■ **Quoted passage**:
[Start]

October 25, 2002
Islamic schools and the Dutch melting pot

The Dutch educational system as it exists now is a relic the vertical regimentation of society that existed throughout much of the 20th century. What we've ended up with is a hybrid system, which is state funded yet has elements of independence. Most publicly funded schools are religious, with catholicism and various offshoots of protestantism dominating. Most schools do retain that religious element in their character, although the intensity of the religiosity is diminishing as society has become more secular. This was the compromise that the various soceital groups had managed to work out that enabled them to live peacefully with one another, although there was substantial segregation between the columns of society. newly-built schools in newly-built areas still generally are affiliated with a religion even in these secular times.

[End]

■ **To do**:
• a. Condense the paragraph of the post on Dutch schools that begins "The Dutch educational system as it exists now" into a short bulleted list that keeps its main facts.
• b. According to the post on Dutch schools, which religious groups dominate among publicly funded schools?
The items are separate material with no link to the post on Dutch schools.

■ **Data listing**:
[Start]

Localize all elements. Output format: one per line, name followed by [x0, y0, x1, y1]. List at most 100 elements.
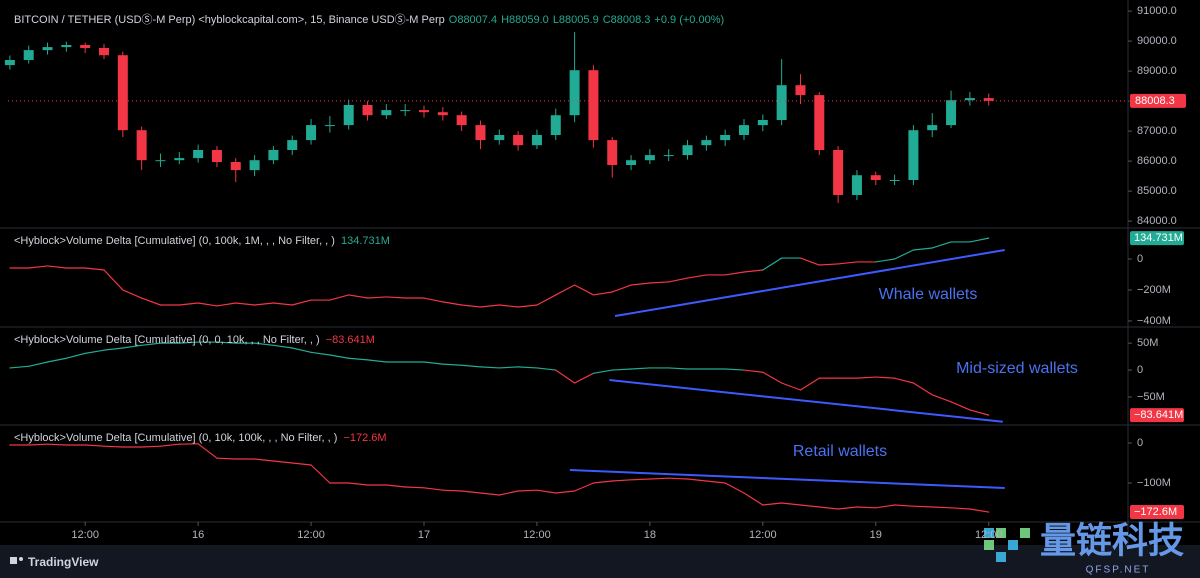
series-segment: [479, 366, 500, 369]
series-segment: [159, 443, 180, 447]
series-segment: [385, 296, 406, 299]
series-segment: [668, 277, 689, 283]
series-segment: [498, 366, 519, 369]
series-segment: [743, 369, 764, 373]
candle-body: [795, 85, 806, 96]
series-segment: [216, 457, 237, 460]
series-segment: [912, 505, 933, 508]
candle-body: [362, 105, 373, 116]
candle-body: [870, 175, 881, 180]
series-segment: [329, 354, 350, 359]
y-tick-label: 85000.0: [1137, 185, 1177, 197]
candle-body: [400, 110, 411, 112]
pane-header: <Hyblock>Volume Delta [Cumulative] (0, 1…: [14, 235, 390, 247]
candle-body: [61, 45, 72, 48]
candle-body: [908, 130, 919, 180]
series-segment: [517, 304, 538, 308]
series-segment: [28, 361, 49, 367]
series-segment: [724, 482, 745, 494]
candle-body: [249, 160, 260, 171]
series-segment: [28, 443, 49, 446]
candle-body: [306, 125, 317, 141]
series-segment: [743, 269, 764, 273]
y-tick-label: 90000.0: [1137, 35, 1177, 47]
candle-body: [851, 175, 862, 195]
series-segment: [893, 377, 915, 384]
series-segment: [536, 294, 557, 306]
candle-body: [4, 60, 15, 66]
change-value: +0.9 (+0.00%): [654, 14, 724, 26]
pane-header: BITCOIN / TETHER (USDⓈ-M Perp) <hyblockc…: [14, 13, 724, 26]
series-segment: [875, 258, 896, 263]
candle-body: [588, 70, 599, 141]
series-segment: [348, 482, 369, 486]
indicator-title: <Hyblock>Volume Delta [Cumulative] (0, 1…: [14, 235, 335, 247]
candle-body: [776, 85, 787, 120]
series-segment: [461, 490, 482, 494]
series-segment: [781, 502, 802, 506]
last-value-label: −172.6M: [1134, 506, 1177, 518]
y-tick-label: 86000.0: [1137, 155, 1177, 167]
candle-body: [513, 135, 524, 146]
candle-body: [889, 180, 900, 181]
indicator-value: 134.731M: [341, 235, 390, 247]
candle-body: [701, 140, 712, 146]
candle-body: [174, 158, 185, 161]
series-segment: [28, 265, 49, 269]
series-segment: [950, 507, 971, 510]
series-segment: [856, 506, 877, 509]
series-segment: [893, 504, 915, 507]
series-segment: [197, 302, 218, 307]
candle-body: [287, 140, 298, 150]
candle-body: [456, 115, 467, 126]
ohlc-value: C88008.3: [603, 14, 651, 26]
trendline: [614, 249, 1005, 317]
series-segment: [423, 361, 444, 365]
series-segment: [799, 257, 820, 266]
series-segment: [668, 477, 689, 480]
series-segment: [442, 363, 463, 366]
series-segment: [84, 444, 105, 447]
x-tick-label: 16: [192, 529, 204, 541]
last-value-box: [1130, 505, 1184, 520]
candle-body: [230, 162, 241, 171]
series-segment: [931, 241, 952, 249]
series-segment: [272, 302, 293, 306]
series-segment: [479, 304, 500, 308]
series-segment: [498, 304, 519, 308]
series-segment: [592, 480, 613, 484]
x-tick-label: 19: [870, 529, 882, 541]
annotation: Retail wallets: [793, 443, 887, 460]
candle-body: [964, 98, 975, 101]
series-segment: [875, 504, 896, 509]
series-segment: [969, 508, 990, 513]
series-segment: [423, 487, 444, 491]
series-segment: [517, 489, 538, 492]
series-segment: [969, 237, 990, 243]
last-value-label: 134.731M: [1134, 232, 1183, 244]
candle-body: [475, 125, 486, 141]
candle-body: [644, 155, 655, 161]
candle-body: [211, 150, 222, 162]
series-segment: [461, 304, 482, 308]
series-segment: [611, 284, 632, 293]
candle-body: [343, 105, 354, 126]
candle-body: [42, 47, 53, 51]
series-segment: [141, 297, 162, 306]
series-segment: [799, 504, 820, 508]
series-segment: [235, 302, 256, 306]
candle-body: [437, 112, 448, 116]
candle-body: [23, 50, 34, 60]
series-segment: [630, 282, 651, 286]
pane: [9, 443, 1005, 513]
x-tick-label: 17: [418, 529, 430, 541]
series-segment: [310, 464, 331, 484]
series-segment: [931, 394, 952, 403]
series-segment: [555, 369, 576, 384]
annotation: Mid-sized wallets: [956, 360, 1078, 377]
watermark-icon: [996, 528, 1006, 538]
series-segment: [969, 409, 990, 416]
series-segment: [329, 294, 350, 301]
candle-body: [419, 110, 429, 113]
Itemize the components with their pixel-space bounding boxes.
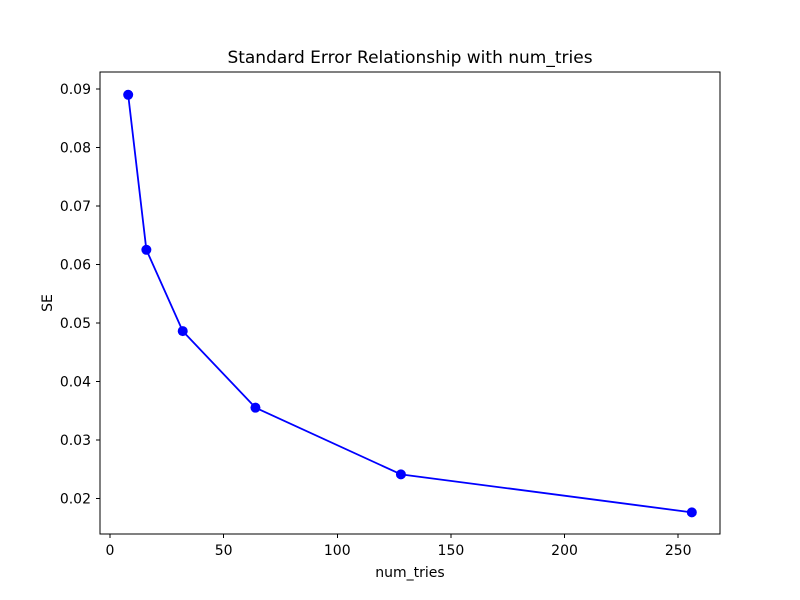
y-tick-label: 0.02 — [60, 491, 91, 507]
axes-frame — [99, 71, 721, 535]
y-axis-label: SE — [40, 294, 56, 312]
data-line — [127, 93, 693, 514]
y-tick-label: 0.06 — [60, 257, 91, 273]
x-tick-label: 150 — [438, 543, 465, 559]
data-point — [395, 469, 406, 480]
data-point — [123, 89, 134, 100]
data-point — [141, 244, 152, 255]
data-point — [250, 402, 261, 413]
y-tick-label: 0.08 — [60, 140, 91, 156]
x-axis-label: num_tries — [375, 565, 444, 581]
y-axis-ticks: 0.02 0.03 0.04 0.05 0.06 0.07 0.08 0.09 — [60, 82, 100, 507]
y-tick-label: 0.09 — [60, 82, 91, 98]
y-tick-label: 0.05 — [60, 316, 91, 332]
plot-area — [100, 72, 720, 534]
x-tick-label: 0 — [106, 543, 115, 559]
x-axis-ticks: 0 50 100 150 200 250 — [106, 534, 692, 559]
y-tick-label: 0.03 — [60, 433, 91, 449]
y-tick-label: 0.04 — [60, 374, 91, 390]
x-tick-label: 250 — [665, 543, 692, 559]
y-tick-label: 0.07 — [60, 199, 91, 215]
data-series — [123, 89, 697, 518]
data-point — [177, 326, 188, 337]
data-point — [686, 507, 697, 518]
x-tick-label: 50 — [215, 543, 233, 559]
x-tick-label: 200 — [551, 543, 578, 559]
chart-title: Standard Error Relationship with num_tri… — [227, 48, 592, 68]
x-tick-label: 100 — [324, 543, 351, 559]
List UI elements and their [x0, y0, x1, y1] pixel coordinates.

[End]

■ **Exercise answers**:
• a.
- The current Dutch school system is left over from the vertical regimentation of society through much of the 20th century.
- It is a hybrid: state funded but partly independent.
- Most publicly funded schools are religious, mainly Catholic or various offshoots of Protestantism.
- Most keep a religious character, though its intensity is fading as society grows more secular.
- The system was a compromise that let societal groups live peacefully together, despite substantial segregation between the columns of society.
- Newly built schools in new areas are still generally affiliated with a religion.

• b. Catholicism and various offshoots of Protestantism dominate.